▸ Given exercise
Keep the pictures out of the copy and repeat the records exactly.

▸ Source records
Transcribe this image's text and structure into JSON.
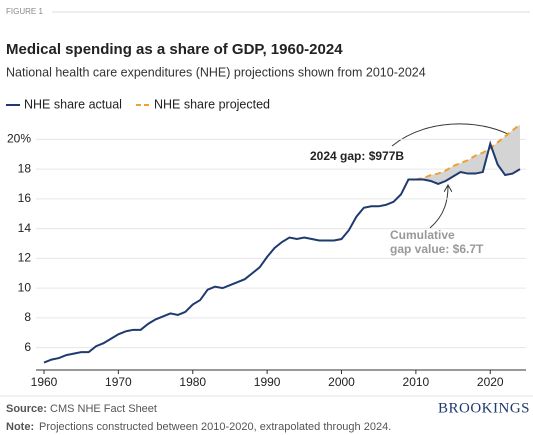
{
  "chart_data": {
    "type": "line",
    "figure_label": "FIGURE 1",
    "title": "Medical spending as a share of GDP, 1960-2024",
    "subtitle": "National health care expenditures (NHE) projections shown from 2010-2024",
    "x": [
      1960,
      1961,
      1962,
      1963,
      1964,
      1965,
      1966,
      1967,
      1968,
      1969,
      1970,
      1971,
      1972,
      1973,
      1974,
      1975,
      1976,
      1977,
      1978,
      1979,
      1980,
      1981,
      1982,
      1983,
      1984,
      1985,
      1986,
      1987,
      1988,
      1989,
      1990,
      1991,
      1992,
      1993,
      1994,
      1995,
      1996,
      1997,
      1998,
      1999,
      2000,
      2001,
      2002,
      2003,
      2004,
      2005,
      2006,
      2007,
      2008,
      2009,
      2010,
      2011,
      2012,
      2013,
      2014,
      2015,
      2016,
      2017,
      2018,
      2019,
      2020,
      2021,
      2022,
      2023,
      2024
    ],
    "series": [
      {
        "name": "NHE share actual",
        "color": "#1f3a6e",
        "dashed": false,
        "values": [
          5.0,
          5.2,
          5.3,
          5.5,
          5.6,
          5.7,
          5.7,
          6.1,
          6.3,
          6.6,
          6.9,
          7.1,
          7.2,
          7.2,
          7.6,
          7.9,
          8.1,
          8.3,
          8.2,
          8.4,
          8.9,
          9.2,
          9.9,
          10.1,
          10.0,
          10.2,
          10.4,
          10.6,
          11.0,
          11.4,
          12.1,
          12.7,
          13.1,
          13.4,
          13.3,
          13.4,
          13.3,
          13.2,
          13.2,
          13.2,
          13.3,
          13.9,
          14.8,
          15.4,
          15.5,
          15.5,
          15.6,
          15.8,
          16.3,
          17.3,
          17.3,
          17.3,
          17.2,
          17.0,
          17.2,
          17.5,
          17.8,
          17.7,
          17.7,
          17.8,
          19.7,
          18.3,
          17.6,
          17.7,
          18.0
        ]
      },
      {
        "name": "NHE share projected",
        "color": "#f0a030",
        "dashed": true,
        "values": [
          null,
          null,
          null,
          null,
          null,
          null,
          null,
          null,
          null,
          null,
          null,
          null,
          null,
          null,
          null,
          null,
          null,
          null,
          null,
          null,
          null,
          null,
          null,
          null,
          null,
          null,
          null,
          null,
          null,
          null,
          null,
          null,
          null,
          null,
          null,
          null,
          null,
          null,
          null,
          null,
          null,
          null,
          null,
          null,
          null,
          null,
          null,
          null,
          null,
          null,
          17.3,
          17.4,
          17.6,
          17.7,
          17.9,
          18.2,
          18.4,
          18.6,
          18.9,
          19.1,
          19.4,
          19.8,
          20.2,
          20.6,
          21.0
        ]
      }
    ],
    "gap_fill": "#d4d4d4",
    "xlim": [
      1960,
      2024
    ],
    "xticks": [
      1960,
      1970,
      1980,
      1990,
      2000,
      2010,
      2020
    ],
    "ylim": [
      4.5,
      21.5
    ],
    "yticks": [
      6,
      8,
      10,
      12,
      14,
      16,
      18,
      {
        "value": 20,
        "label": "20%"
      }
    ],
    "grid": true,
    "gap_annotation": "2024 gap: $977B",
    "cumulative_annotation": [
      "Cumulative",
      "gap value: $6.7T"
    ],
    "source": {
      "label": "Source:",
      "text": "CMS NHE Fact Sheet"
    },
    "note": {
      "label": "Note:",
      "text": "Projections constructed between 2010-2020, extrapolated through 2024."
    },
    "brand": "BROOKINGS"
  }
}
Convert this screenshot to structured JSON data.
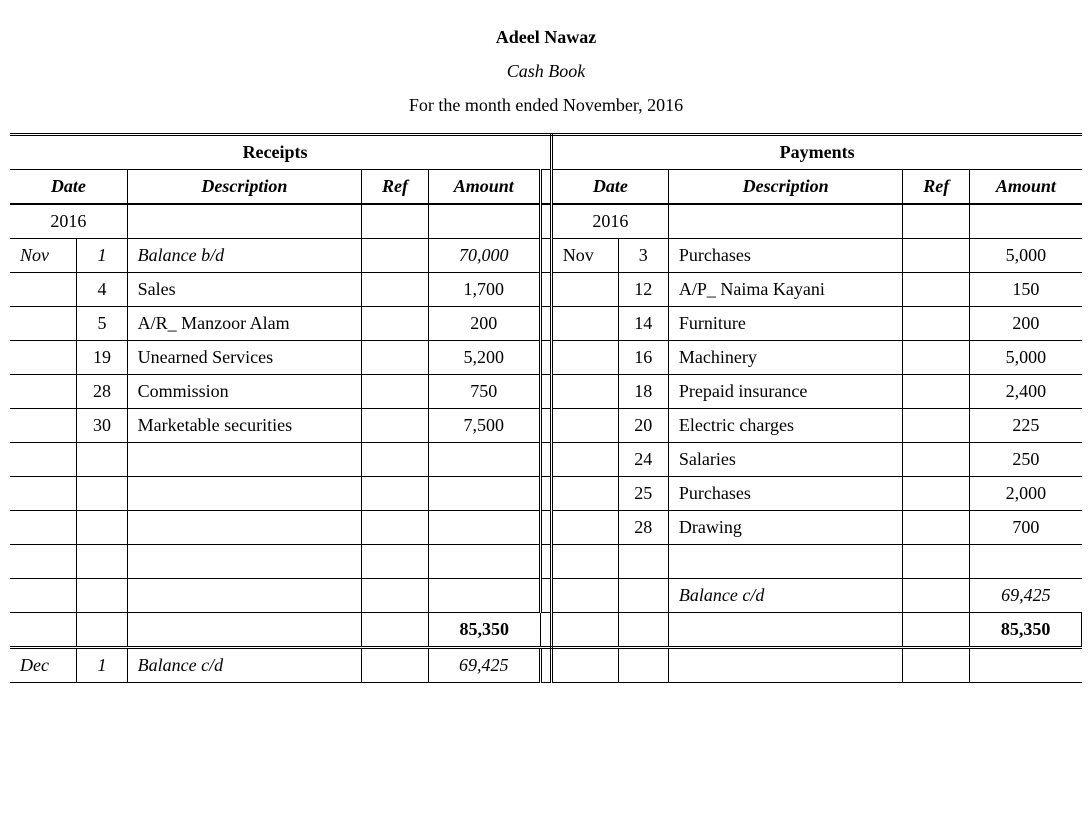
{
  "header": {
    "title": "Adeel Nawaz",
    "subtitle": "Cash Book",
    "period": "For the month ended November, 2016"
  },
  "sections": {
    "left": "Receipts",
    "right": "Payments"
  },
  "columns": {
    "date": "Date",
    "description": "Description",
    "ref": "Ref",
    "amount": "Amount"
  },
  "year_left": "2016",
  "year_right": "2016",
  "receipts": [
    {
      "month": "Nov",
      "day": "1",
      "desc": "Balance b/d",
      "amount": "70,000",
      "italic": true
    },
    {
      "month": "",
      "day": "4",
      "desc": "Sales",
      "amount": "1,700"
    },
    {
      "month": "",
      "day": "5",
      "desc": "A/R_ Manzoor Alam",
      "amount": "200"
    },
    {
      "month": "",
      "day": "19",
      "desc": "Unearned Services",
      "amount": "5,200"
    },
    {
      "month": "",
      "day": "28",
      "desc": "Commission",
      "amount": "750"
    },
    {
      "month": "",
      "day": "30",
      "desc": "Marketable securities",
      "amount": "7,500"
    }
  ],
  "payments": [
    {
      "month": "Nov",
      "day": "3",
      "desc": "Purchases",
      "amount": "5,000"
    },
    {
      "month": "",
      "day": "12",
      "desc": "A/P_ Naima Kayani",
      "amount": "150"
    },
    {
      "month": "",
      "day": "14",
      "desc": "Furniture",
      "amount": "200"
    },
    {
      "month": "",
      "day": "16",
      "desc": "Machinery",
      "amount": "5,000"
    },
    {
      "month": "",
      "day": "18",
      "desc": "Prepaid insurance",
      "amount": "2,400"
    },
    {
      "month": "",
      "day": "20",
      "desc": "Electric charges",
      "amount": "225"
    },
    {
      "month": "",
      "day": "24",
      "desc": "Salaries",
      "amount": "250"
    },
    {
      "month": "",
      "day": "25",
      "desc": "Purchases",
      "amount": "2,000"
    },
    {
      "month": "",
      "day": "28",
      "desc": "Drawing",
      "amount": "700"
    }
  ],
  "balance_cd": {
    "desc": "Balance c/d",
    "amount": "69,425"
  },
  "totals": {
    "left": "85,350",
    "right": "85,350"
  },
  "closing": {
    "month": "Dec",
    "day": "1",
    "desc": "Balance c/d",
    "amount": "69,425"
  },
  "style": {
    "fontsize_body": 18,
    "color_text": "#000000",
    "color_bg": "#ffffff",
    "rule_thin": 1,
    "rule_thick": 2.5,
    "rule_double": "3px double"
  }
}
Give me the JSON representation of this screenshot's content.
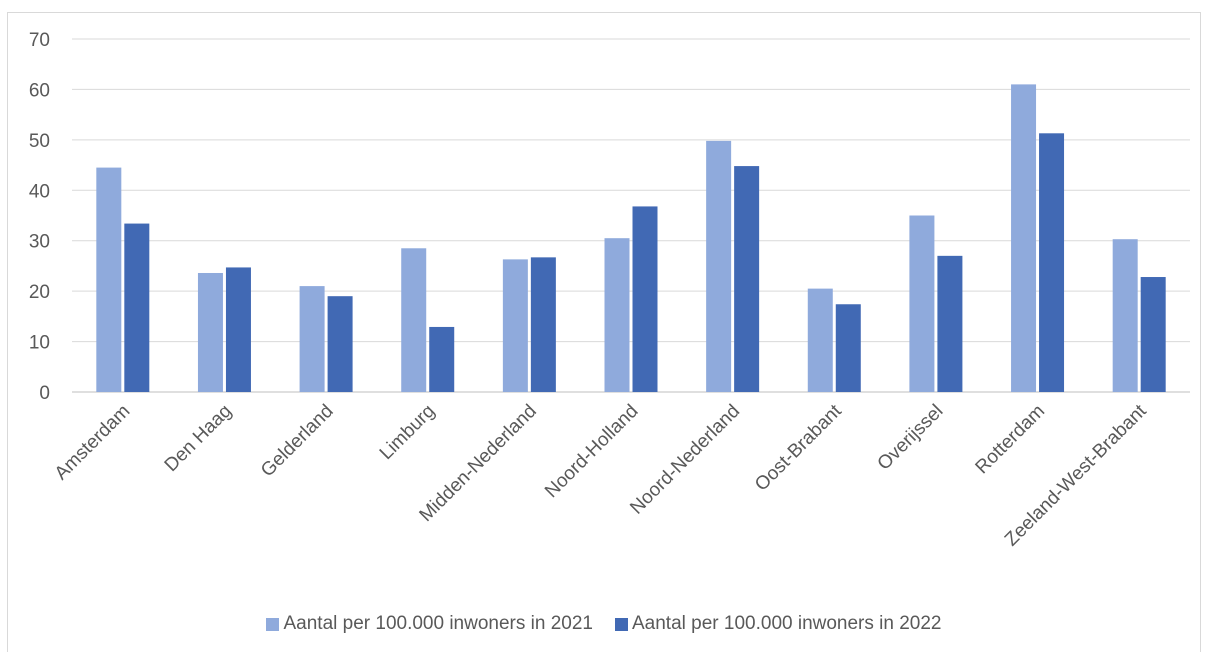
{
  "chart_data": {
    "type": "bar",
    "title": "",
    "xlabel": "",
    "ylabel": "",
    "ylim": [
      0,
      70
    ],
    "yticks": [
      0,
      10,
      20,
      30,
      40,
      50,
      60,
      70
    ],
    "grid": true,
    "legend_position": "bottom",
    "categories": [
      "Amsterdam",
      "Den Haag",
      "Gelderland",
      "Limburg",
      "Midden-Nederland",
      "Noord-Holland",
      "Noord-Nederland",
      "Oost-Brabant",
      "Overijssel",
      "Rotterdam",
      "Zeeland-West-Brabant"
    ],
    "series": [
      {
        "name": "Aantal per 100.000 inwoners in 2021",
        "color": "#8faadc",
        "values": [
          44.5,
          23.6,
          21.0,
          28.5,
          26.3,
          30.5,
          49.8,
          20.5,
          35.0,
          61.0,
          30.3
        ]
      },
      {
        "name": "Aantal per 100.000 inwoners in 2022",
        "color": "#4169b4",
        "values": [
          33.4,
          24.7,
          19.0,
          12.9,
          26.7,
          36.8,
          44.8,
          17.4,
          27.0,
          51.3,
          22.8
        ]
      }
    ]
  }
}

▸ Result of this task
Transcribe this image's text and structure into JSON.
{
  "chart_data": {
    "type": "line",
    "figure_label": "FIGURE 1",
    "title": "Medical spending as a share of GDP, 1960-2024",
    "subtitle": "National health care expenditures (NHE) projections shown from 2010-2024",
    "x": [
      1960,
      1961,
      1962,
      1963,
      1964,
      1965,
      1966,
      1967,
      1968,
      1969,
      1970,
      1971,
      1972,
      1973,
      1974,
      1975,
      1976,
      1977,
      1978,
      1979,
      1980,
      1981,
      1982,
      1983,
      1984,
      1985,
      1986,
      1987,
      1988,
      1989,
      1990,
      1991,
      1992,
      1993,
      1994,
      1995,
      1996,
      1997,
      1998,
      1999,
      2000,
      2001,
      2002,
      2003,
      2004,
      2005,
      2006,
      2007,
      2008,
      2009,
      2010,
      2011,
      2012,
      2013,
      2014,
      2015,
      2016,
      2017,
      2018,
      2019,
      2020,
      2021,
      2022,
      2023,
      2024
    ],
    "series": [
      {
        "name": "NHE share actual",
        "color": "#1f3a6e",
        "dashed": false,
        "values": [
          5.0,
          5.2,
          5.3,
          5.5,
          5.6,
          5.7,
          5.7,
          6.1,
          6.3,
          6.6,
          6.9,
          7.1,
          7.2,
          7.2,
          7.6,
          7.9,
          8.1,
          8.3,
          8.2,
          8.4,
          8.9,
          9.2,
          9.9,
          10.1,
          10.0,
          10.2,
          10.4,
          10.6,
          11.0,
          11.4,
          12.1,
          12.7,
          13.1,
          13.4,
          13.3,
          13.4,
          13.3,
          13.2,
          13.2,
          13.2,
          13.3,
          13.9,
          14.8,
          15.4,
          15.5,
          15.5,
          15.6,
          15.8,
          16.3,
          17.3,
          17.3,
          17.3,
          17.2,
          17.0,
          17.2,
          17.5,
          17.8,
          17.7,
          17.7,
          17.8,
          19.7,
          18.3,
          17.6,
          17.7,
          18.0
        ]
      },
      {
        "name": "NHE share projected",
        "color": "#f0a030",
        "dashed": true,
        "values": [
          null,
          null,
          null,
          null,
          null,
          null,
          null,
          null,
          null,
          null,
          null,
          null,
          null,
          null,
          null,
          null,
          null,
          null,
          null,
          null,
          null,
          null,
          null,
          null,
          null,
          null,
          null,
          null,
          null,
          null,
          null,
          null,
          null,
          null,
          null,
          null,
          null,
          null,
          null,
          null,
          null,
          null,
          null,
          null,
          null,
          null,
          null,
          null,
          null,
          null,
          17.3,
          17.4,
          17.6,
          17.7,
          17.9,
          18.2,
          18.4,
          18.6,
          18.9,
          19.1,
          19.4,
          19.8,
          20.2,
          20.6,
          21.0
        ]
      }
    ],
    "gap_fill": "#d4d4d4",
    "xlim": [
      1960,
      2024
    ],
    "xticks": [
      1960,
      1970,
      1980,
      1990,
      2000,
      2010,
      2020
    ],
    "ylim": [
      4.5,
      21.5
    ],
    "yticks": [
      6,
      8,
      10,
      12,
      14,
      16,
      18,
      {
        "value": 20,
        "label": "20%"
      }
    ],
    "grid": true,
    "gap_annotation": "2024 gap: $977B",
    "cumulative_annotation": [
      "Cumulative",
      "gap value: $6.7T"
    ],
    "source": {
      "label": "Source:",
      "text": "CMS NHE Fact Sheet"
    },
    "note": {
      "label": "Note:",
      "text": "Projections constructed between 2010-2020, extrapolated through 2024."
    },
    "brand": "BROOKINGS"
  }
}
Convert this screenshot to structured JSON data.
{
  "header": {
    "title": "Adeel Nawaz",
    "subtitle": "Cash Book",
    "period": "For the month ended November, 2016"
  },
  "sections": {
    "left": "Receipts",
    "right": "Payments"
  },
  "columns": {
    "date": "Date",
    "description": "Description",
    "ref": "Ref",
    "amount": "Amount"
  },
  "year_left": "2016",
  "year_right": "2016",
  "receipts": [
    {
      "month": "Nov",
      "day": "1",
      "desc": "Balance b/d",
      "amount": "70,000",
      "italic": true
    },
    {
      "month": "",
      "day": "4",
      "desc": "Sales",
      "amount": "1,700"
    },
    {
      "month": "",
      "day": "5",
      "desc": "A/R_ Manzoor Alam",
      "amount": "200"
    },
    {
      "month": "",
      "day": "19",
      "desc": "Unearned Services",
      "amount": "5,200"
    },
    {
      "month": "",
      "day": "28",
      "desc": "Commission",
      "amount": "750"
    },
    {
      "month": "",
      "day": "30",
      "desc": "Marketable securities",
      "amount": "7,500"
    }
  ],
  "payments": [
    {
      "month": "Nov",
      "day": "3",
      "desc": "Purchases",
      "amount": "5,000"
    },
    {
      "month": "",
      "day": "12",
      "desc": "A/P_ Naima Kayani",
      "amount": "150"
    },
    {
      "month": "",
      "day": "14",
      "desc": "Furniture",
      "amount": "200"
    },
    {
      "month": "",
      "day": "16",
      "desc": "Machinery",
      "amount": "5,000"
    },
    {
      "month": "",
      "day": "18",
      "desc": "Prepaid insurance",
      "amount": "2,400"
    },
    {
      "month": "",
      "day": "20",
      "desc": "Electric charges",
      "amount": "225"
    },
    {
      "month": "",
      "day": "24",
      "desc": "Salaries",
      "amount": "250"
    },
    {
      "month": "",
      "day": "25",
      "desc": "Purchases",
      "amount": "2,000"
    },
    {
      "month": "",
      "day": "28",
      "desc": "Drawing",
      "amount": "700"
    }
  ],
  "balance_cd": {
    "desc": "Balance c/d",
    "amount": "69,425"
  },
  "totals": {
    "left": "85,350",
    "right": "85,350"
  },
  "closing": {
    "month": "Dec",
    "day": "1",
    "desc": "Balance c/d",
    "amount": "69,425"
  },
  "style": {
    "fontsize_body": 18,
    "color_text": "#000000",
    "color_bg": "#ffffff",
    "rule_thin": 1,
    "rule_thick": 2.5,
    "rule_double": "3px double"
  }
}
Give me the JSON representation of this screenshot's content.
{
  "chart_data": {
    "type": "bar",
    "title": "",
    "xlabel": "",
    "ylabel": "",
    "ylim": [
      0,
      70
    ],
    "yticks": [
      0,
      10,
      20,
      30,
      40,
      50,
      60,
      70
    ],
    "grid": true,
    "legend_position": "bottom",
    "categories": [
      "Amsterdam",
      "Den Haag",
      "Gelderland",
      "Limburg",
      "Midden-Nederland",
      "Noord-Holland",
      "Noord-Nederland",
      "Oost-Brabant",
      "Overijssel",
      "Rotterdam",
      "Zeeland-West-Brabant"
    ],
    "series": [
      {
        "name": "Aantal per 100.000 inwoners in 2021",
        "color": "#8faadc",
        "values": [
          44.5,
          23.6,
          21.0,
          28.5,
          26.3,
          30.5,
          49.8,
          20.5,
          35.0,
          61.0,
          30.3
        ]
      },
      {
        "name": "Aantal per 100.000 inwoners in 2022",
        "color": "#4169b4",
        "values": [
          33.4,
          24.7,
          19.0,
          12.9,
          26.7,
          36.8,
          44.8,
          17.4,
          27.0,
          51.3,
          22.8
        ]
      }
    ]
  }
}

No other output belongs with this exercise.